## [GIVEN TASK]
Gather every line that includes the word "xlabel", please.

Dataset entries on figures
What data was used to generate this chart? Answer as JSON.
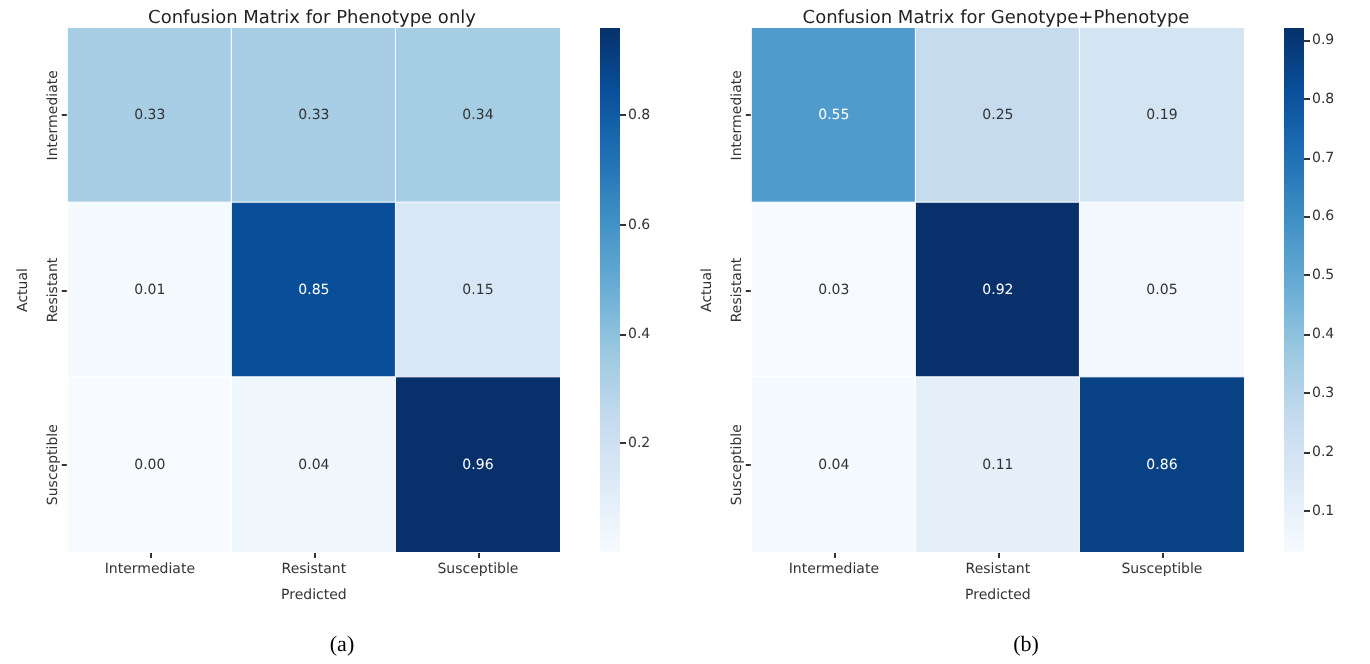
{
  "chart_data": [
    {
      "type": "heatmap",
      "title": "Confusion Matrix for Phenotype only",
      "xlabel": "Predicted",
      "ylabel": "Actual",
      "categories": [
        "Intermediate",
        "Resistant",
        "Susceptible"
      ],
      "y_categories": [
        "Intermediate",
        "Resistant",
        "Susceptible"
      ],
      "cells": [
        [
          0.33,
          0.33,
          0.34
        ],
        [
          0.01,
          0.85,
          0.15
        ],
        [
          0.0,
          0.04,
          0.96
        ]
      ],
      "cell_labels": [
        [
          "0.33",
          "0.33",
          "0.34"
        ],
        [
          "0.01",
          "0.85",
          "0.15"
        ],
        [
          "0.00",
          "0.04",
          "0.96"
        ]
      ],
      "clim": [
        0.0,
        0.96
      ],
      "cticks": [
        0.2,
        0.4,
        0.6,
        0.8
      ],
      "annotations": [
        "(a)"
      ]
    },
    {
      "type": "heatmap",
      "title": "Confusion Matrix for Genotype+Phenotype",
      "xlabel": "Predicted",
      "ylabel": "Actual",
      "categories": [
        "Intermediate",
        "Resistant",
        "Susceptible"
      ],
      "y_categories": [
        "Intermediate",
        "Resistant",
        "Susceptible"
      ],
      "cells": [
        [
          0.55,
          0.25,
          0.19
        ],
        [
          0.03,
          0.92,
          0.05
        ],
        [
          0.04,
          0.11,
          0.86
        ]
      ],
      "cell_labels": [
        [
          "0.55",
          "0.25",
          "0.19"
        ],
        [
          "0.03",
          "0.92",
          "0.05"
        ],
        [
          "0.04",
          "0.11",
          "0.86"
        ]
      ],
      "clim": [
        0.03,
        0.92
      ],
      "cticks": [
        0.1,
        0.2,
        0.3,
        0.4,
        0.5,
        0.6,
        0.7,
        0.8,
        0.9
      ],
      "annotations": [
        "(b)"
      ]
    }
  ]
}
* * *
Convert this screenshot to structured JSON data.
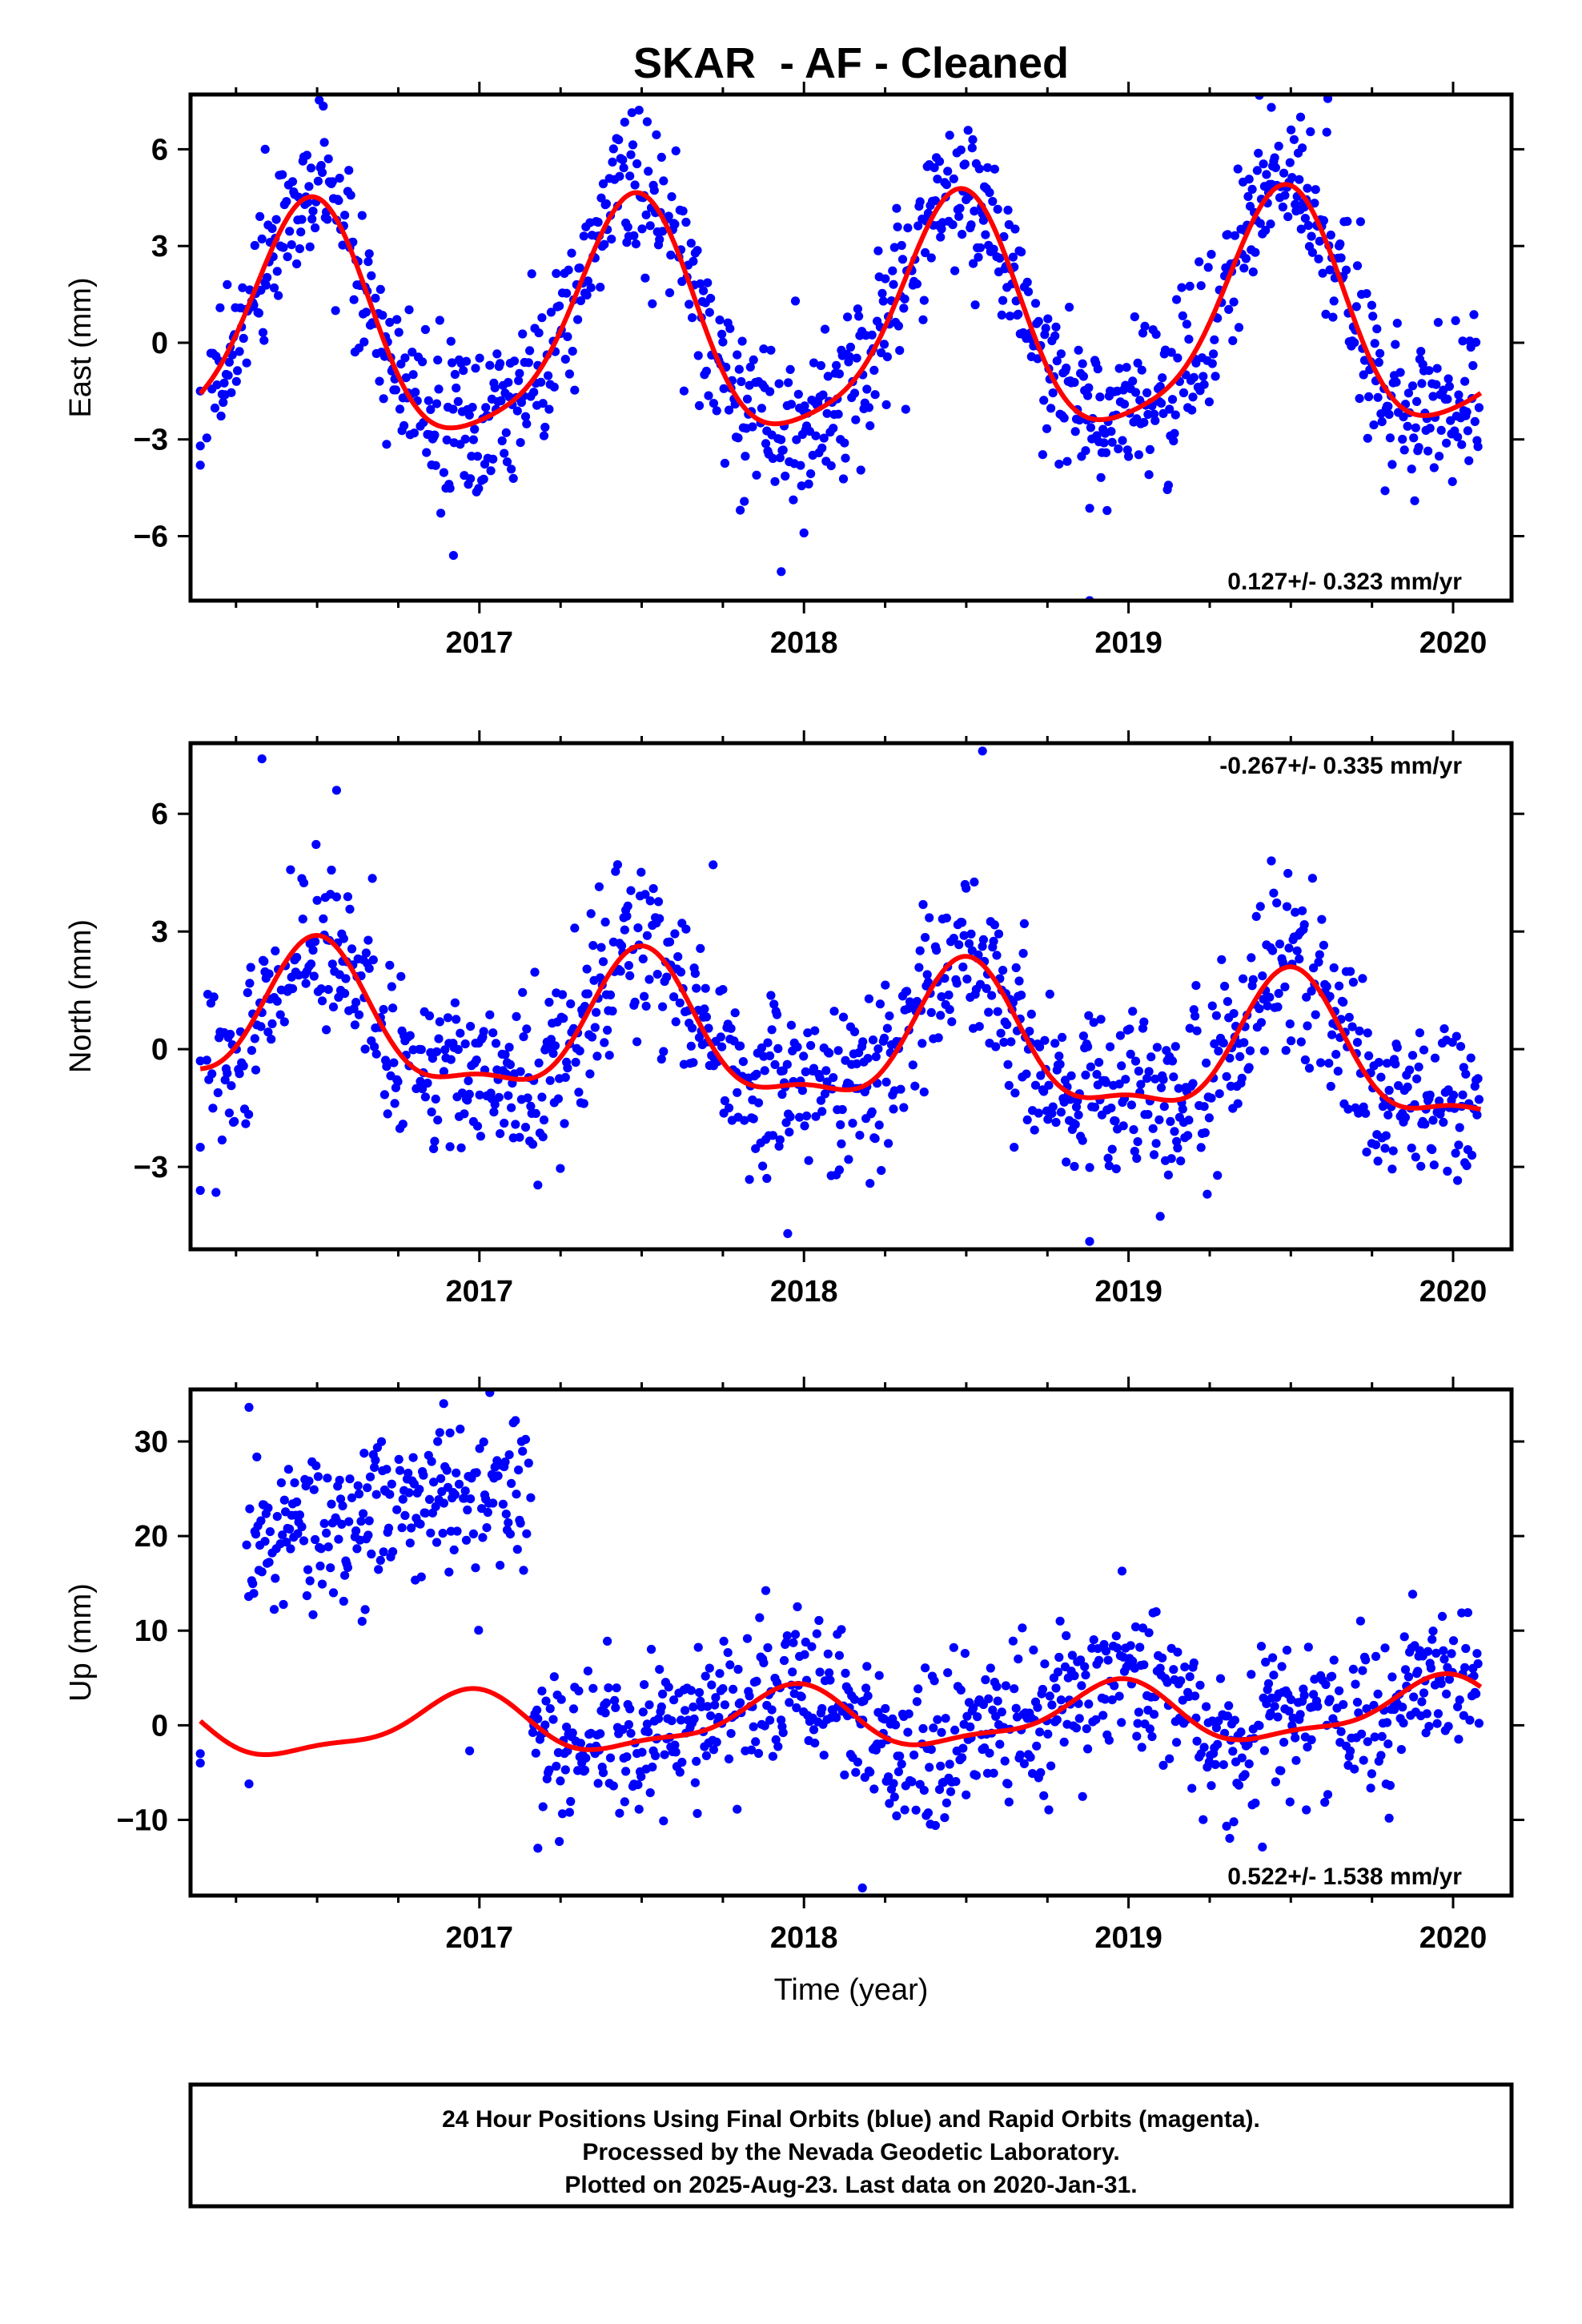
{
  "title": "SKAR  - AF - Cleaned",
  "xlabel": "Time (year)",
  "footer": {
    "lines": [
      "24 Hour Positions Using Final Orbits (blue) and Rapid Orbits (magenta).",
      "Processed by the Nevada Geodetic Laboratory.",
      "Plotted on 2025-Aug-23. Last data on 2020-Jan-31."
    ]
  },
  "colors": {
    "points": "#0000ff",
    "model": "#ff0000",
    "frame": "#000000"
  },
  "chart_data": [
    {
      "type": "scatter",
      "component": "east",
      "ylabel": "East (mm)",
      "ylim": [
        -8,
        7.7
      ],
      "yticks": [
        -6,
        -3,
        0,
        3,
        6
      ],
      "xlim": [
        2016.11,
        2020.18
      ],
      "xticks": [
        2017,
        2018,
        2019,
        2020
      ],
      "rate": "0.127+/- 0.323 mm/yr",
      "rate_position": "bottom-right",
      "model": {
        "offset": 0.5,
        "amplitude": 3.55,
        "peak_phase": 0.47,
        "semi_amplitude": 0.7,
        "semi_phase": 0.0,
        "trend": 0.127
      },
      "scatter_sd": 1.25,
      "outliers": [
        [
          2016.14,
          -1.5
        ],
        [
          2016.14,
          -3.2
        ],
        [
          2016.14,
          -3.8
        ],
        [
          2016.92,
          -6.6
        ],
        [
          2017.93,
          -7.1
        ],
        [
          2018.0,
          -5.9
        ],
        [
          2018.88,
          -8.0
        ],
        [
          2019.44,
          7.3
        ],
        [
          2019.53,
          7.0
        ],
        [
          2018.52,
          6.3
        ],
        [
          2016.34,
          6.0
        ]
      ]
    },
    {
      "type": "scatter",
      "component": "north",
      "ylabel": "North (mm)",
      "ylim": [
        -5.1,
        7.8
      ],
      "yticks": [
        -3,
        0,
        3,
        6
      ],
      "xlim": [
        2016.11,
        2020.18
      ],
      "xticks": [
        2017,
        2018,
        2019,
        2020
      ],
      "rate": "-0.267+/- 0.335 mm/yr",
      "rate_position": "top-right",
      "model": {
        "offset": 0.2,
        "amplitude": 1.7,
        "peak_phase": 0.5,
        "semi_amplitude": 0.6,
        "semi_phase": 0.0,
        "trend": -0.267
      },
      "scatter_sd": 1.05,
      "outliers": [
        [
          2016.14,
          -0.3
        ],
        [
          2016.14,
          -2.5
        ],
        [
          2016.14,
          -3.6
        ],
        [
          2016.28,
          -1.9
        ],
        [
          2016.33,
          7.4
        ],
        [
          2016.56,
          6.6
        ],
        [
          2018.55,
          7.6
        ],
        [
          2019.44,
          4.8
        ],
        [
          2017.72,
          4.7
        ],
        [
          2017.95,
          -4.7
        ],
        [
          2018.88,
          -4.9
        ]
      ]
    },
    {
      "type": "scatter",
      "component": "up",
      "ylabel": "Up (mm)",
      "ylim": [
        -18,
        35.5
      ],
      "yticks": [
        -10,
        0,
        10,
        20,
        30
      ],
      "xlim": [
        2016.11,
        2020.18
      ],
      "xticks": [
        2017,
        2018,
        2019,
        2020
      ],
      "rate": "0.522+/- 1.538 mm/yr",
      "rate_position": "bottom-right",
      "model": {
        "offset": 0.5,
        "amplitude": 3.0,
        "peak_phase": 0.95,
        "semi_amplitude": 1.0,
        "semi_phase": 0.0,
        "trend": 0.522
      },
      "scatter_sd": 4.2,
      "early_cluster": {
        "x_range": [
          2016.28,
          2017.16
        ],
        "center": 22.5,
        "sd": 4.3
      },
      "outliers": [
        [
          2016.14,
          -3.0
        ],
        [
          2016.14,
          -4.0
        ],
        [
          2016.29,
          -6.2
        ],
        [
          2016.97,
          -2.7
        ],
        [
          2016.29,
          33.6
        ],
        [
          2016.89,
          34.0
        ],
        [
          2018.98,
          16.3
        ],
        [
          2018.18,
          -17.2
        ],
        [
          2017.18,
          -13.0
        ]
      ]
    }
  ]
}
* * *
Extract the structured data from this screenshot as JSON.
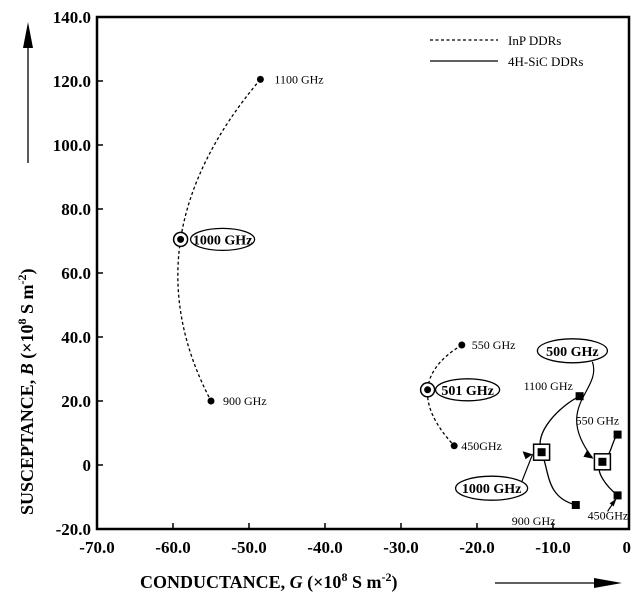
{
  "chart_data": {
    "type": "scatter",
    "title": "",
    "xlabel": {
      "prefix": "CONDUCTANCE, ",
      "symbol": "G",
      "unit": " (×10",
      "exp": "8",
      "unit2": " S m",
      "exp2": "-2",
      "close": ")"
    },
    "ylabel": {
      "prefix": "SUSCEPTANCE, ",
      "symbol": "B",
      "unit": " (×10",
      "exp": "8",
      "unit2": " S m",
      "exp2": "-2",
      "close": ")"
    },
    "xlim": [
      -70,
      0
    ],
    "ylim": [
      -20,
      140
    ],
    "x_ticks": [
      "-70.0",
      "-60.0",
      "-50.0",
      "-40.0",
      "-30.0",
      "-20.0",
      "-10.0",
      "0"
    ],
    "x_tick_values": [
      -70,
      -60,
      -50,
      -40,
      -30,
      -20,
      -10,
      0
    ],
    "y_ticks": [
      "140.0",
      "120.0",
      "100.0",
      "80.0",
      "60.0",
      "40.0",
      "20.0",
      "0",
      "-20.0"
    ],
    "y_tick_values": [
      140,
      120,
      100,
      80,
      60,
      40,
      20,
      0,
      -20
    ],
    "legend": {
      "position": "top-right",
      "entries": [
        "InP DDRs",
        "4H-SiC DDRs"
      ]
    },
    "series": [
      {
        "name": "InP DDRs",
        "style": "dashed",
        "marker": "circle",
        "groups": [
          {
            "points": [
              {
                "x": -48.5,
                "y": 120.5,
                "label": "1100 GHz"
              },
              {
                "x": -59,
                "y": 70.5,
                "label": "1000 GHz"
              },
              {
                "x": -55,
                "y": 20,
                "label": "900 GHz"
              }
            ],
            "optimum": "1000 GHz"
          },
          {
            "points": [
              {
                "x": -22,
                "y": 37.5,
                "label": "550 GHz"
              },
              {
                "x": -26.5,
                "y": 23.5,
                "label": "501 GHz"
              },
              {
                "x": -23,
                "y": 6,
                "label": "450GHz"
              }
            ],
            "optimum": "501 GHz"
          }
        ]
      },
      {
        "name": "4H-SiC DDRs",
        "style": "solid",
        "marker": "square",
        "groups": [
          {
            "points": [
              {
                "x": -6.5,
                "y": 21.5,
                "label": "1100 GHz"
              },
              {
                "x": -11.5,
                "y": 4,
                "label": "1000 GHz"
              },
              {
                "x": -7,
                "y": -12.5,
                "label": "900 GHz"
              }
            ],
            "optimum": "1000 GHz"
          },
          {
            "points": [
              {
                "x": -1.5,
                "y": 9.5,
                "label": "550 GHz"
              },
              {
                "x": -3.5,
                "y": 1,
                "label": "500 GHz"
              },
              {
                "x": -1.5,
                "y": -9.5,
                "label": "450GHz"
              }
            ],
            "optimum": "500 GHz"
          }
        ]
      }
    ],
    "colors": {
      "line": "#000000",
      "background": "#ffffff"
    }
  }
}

## [TASK OUTPUT]
      "xlabel": "Predicted",
      "xlabel": "Predicted",
  "xlabel": "Time (year)",
    "xlabel": {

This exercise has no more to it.